>> Begin
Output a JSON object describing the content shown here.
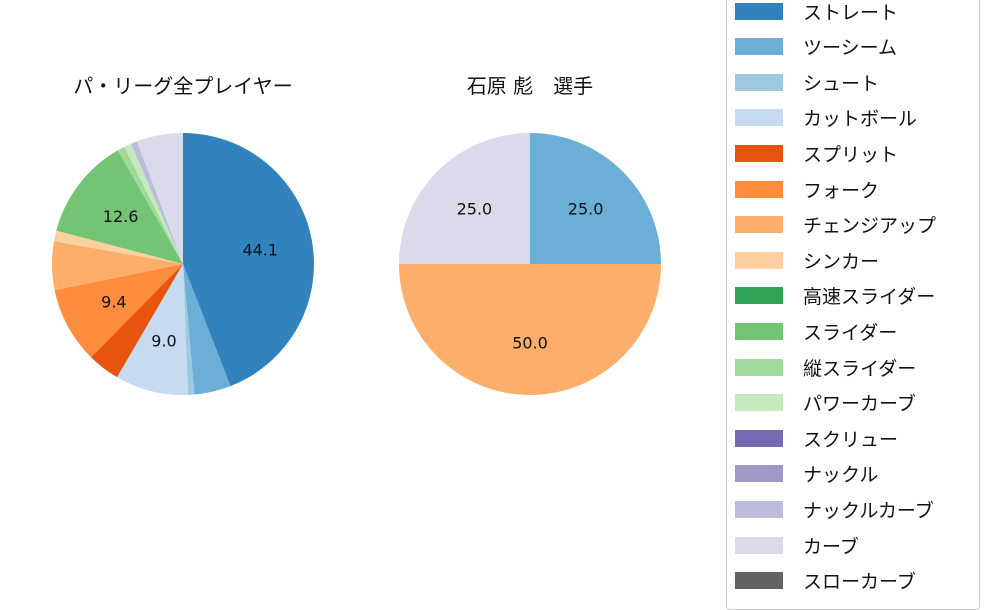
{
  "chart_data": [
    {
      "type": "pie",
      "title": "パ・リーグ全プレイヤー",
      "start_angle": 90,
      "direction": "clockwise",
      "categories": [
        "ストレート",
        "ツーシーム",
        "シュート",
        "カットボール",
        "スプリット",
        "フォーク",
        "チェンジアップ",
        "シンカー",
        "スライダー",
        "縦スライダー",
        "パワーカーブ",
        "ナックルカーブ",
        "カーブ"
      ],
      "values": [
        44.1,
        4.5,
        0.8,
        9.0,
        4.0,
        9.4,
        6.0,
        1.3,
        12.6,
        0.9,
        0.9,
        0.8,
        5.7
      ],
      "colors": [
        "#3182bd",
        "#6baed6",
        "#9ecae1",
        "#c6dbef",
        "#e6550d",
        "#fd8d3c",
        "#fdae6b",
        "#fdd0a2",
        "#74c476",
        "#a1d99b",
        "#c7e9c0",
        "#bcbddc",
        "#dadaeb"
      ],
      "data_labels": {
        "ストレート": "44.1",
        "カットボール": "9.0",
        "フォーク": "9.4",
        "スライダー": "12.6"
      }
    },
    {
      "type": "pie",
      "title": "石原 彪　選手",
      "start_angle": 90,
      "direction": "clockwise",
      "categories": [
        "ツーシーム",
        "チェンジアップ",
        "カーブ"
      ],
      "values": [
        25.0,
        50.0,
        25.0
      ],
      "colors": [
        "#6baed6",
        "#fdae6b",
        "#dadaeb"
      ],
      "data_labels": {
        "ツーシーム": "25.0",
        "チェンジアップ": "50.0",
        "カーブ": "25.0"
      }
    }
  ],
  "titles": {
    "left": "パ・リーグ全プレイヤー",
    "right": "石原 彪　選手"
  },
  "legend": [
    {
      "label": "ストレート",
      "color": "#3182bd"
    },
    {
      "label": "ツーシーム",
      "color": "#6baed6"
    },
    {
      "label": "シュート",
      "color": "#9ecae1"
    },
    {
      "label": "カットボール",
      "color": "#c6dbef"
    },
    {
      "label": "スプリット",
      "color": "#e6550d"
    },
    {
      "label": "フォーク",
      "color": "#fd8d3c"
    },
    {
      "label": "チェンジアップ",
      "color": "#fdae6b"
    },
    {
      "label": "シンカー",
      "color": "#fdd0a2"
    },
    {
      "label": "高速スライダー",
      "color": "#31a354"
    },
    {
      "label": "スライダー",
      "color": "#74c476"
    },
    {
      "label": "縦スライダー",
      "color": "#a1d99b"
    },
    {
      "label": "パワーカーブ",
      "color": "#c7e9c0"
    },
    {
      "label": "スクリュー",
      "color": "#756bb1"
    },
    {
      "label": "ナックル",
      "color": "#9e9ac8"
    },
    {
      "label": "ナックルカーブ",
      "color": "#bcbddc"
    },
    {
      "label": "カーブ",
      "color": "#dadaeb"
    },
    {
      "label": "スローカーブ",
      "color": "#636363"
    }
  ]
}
>> End
→ **TASK DIRECTIONS**
Your task is to set down the records shown above exactly, minus any pictures.

→ **EXERCISE ANSWER**
Output a JSON object describing the content shown here.
{
  "chart_data": [
    {
      "type": "pie",
      "title": "パ・リーグ全プレイヤー",
      "start_angle": 90,
      "direction": "clockwise",
      "categories": [
        "ストレート",
        "ツーシーム",
        "シュート",
        "カットボール",
        "スプリット",
        "フォーク",
        "チェンジアップ",
        "シンカー",
        "スライダー",
        "縦スライダー",
        "パワーカーブ",
        "ナックルカーブ",
        "カーブ"
      ],
      "values": [
        44.1,
        4.5,
        0.8,
        9.0,
        4.0,
        9.4,
        6.0,
        1.3,
        12.6,
        0.9,
        0.9,
        0.8,
        5.7
      ],
      "colors": [
        "#3182bd",
        "#6baed6",
        "#9ecae1",
        "#c6dbef",
        "#e6550d",
        "#fd8d3c",
        "#fdae6b",
        "#fdd0a2",
        "#74c476",
        "#a1d99b",
        "#c7e9c0",
        "#bcbddc",
        "#dadaeb"
      ],
      "data_labels": {
        "ストレート": "44.1",
        "カットボール": "9.0",
        "フォーク": "9.4",
        "スライダー": "12.6"
      }
    },
    {
      "type": "pie",
      "title": "石原 彪　選手",
      "start_angle": 90,
      "direction": "clockwise",
      "categories": [
        "ツーシーム",
        "チェンジアップ",
        "カーブ"
      ],
      "values": [
        25.0,
        50.0,
        25.0
      ],
      "colors": [
        "#6baed6",
        "#fdae6b",
        "#dadaeb"
      ],
      "data_labels": {
        "ツーシーム": "25.0",
        "チェンジアップ": "50.0",
        "カーブ": "25.0"
      }
    }
  ],
  "titles": {
    "left": "パ・リーグ全プレイヤー",
    "right": "石原 彪　選手"
  },
  "legend": [
    {
      "label": "ストレート",
      "color": "#3182bd"
    },
    {
      "label": "ツーシーム",
      "color": "#6baed6"
    },
    {
      "label": "シュート",
      "color": "#9ecae1"
    },
    {
      "label": "カットボール",
      "color": "#c6dbef"
    },
    {
      "label": "スプリット",
      "color": "#e6550d"
    },
    {
      "label": "フォーク",
      "color": "#fd8d3c"
    },
    {
      "label": "チェンジアップ",
      "color": "#fdae6b"
    },
    {
      "label": "シンカー",
      "color": "#fdd0a2"
    },
    {
      "label": "高速スライダー",
      "color": "#31a354"
    },
    {
      "label": "スライダー",
      "color": "#74c476"
    },
    {
      "label": "縦スライダー",
      "color": "#a1d99b"
    },
    {
      "label": "パワーカーブ",
      "color": "#c7e9c0"
    },
    {
      "label": "スクリュー",
      "color": "#756bb1"
    },
    {
      "label": "ナックル",
      "color": "#9e9ac8"
    },
    {
      "label": "ナックルカーブ",
      "color": "#bcbddc"
    },
    {
      "label": "カーブ",
      "color": "#dadaeb"
    },
    {
      "label": "スローカーブ",
      "color": "#636363"
    }
  ]
}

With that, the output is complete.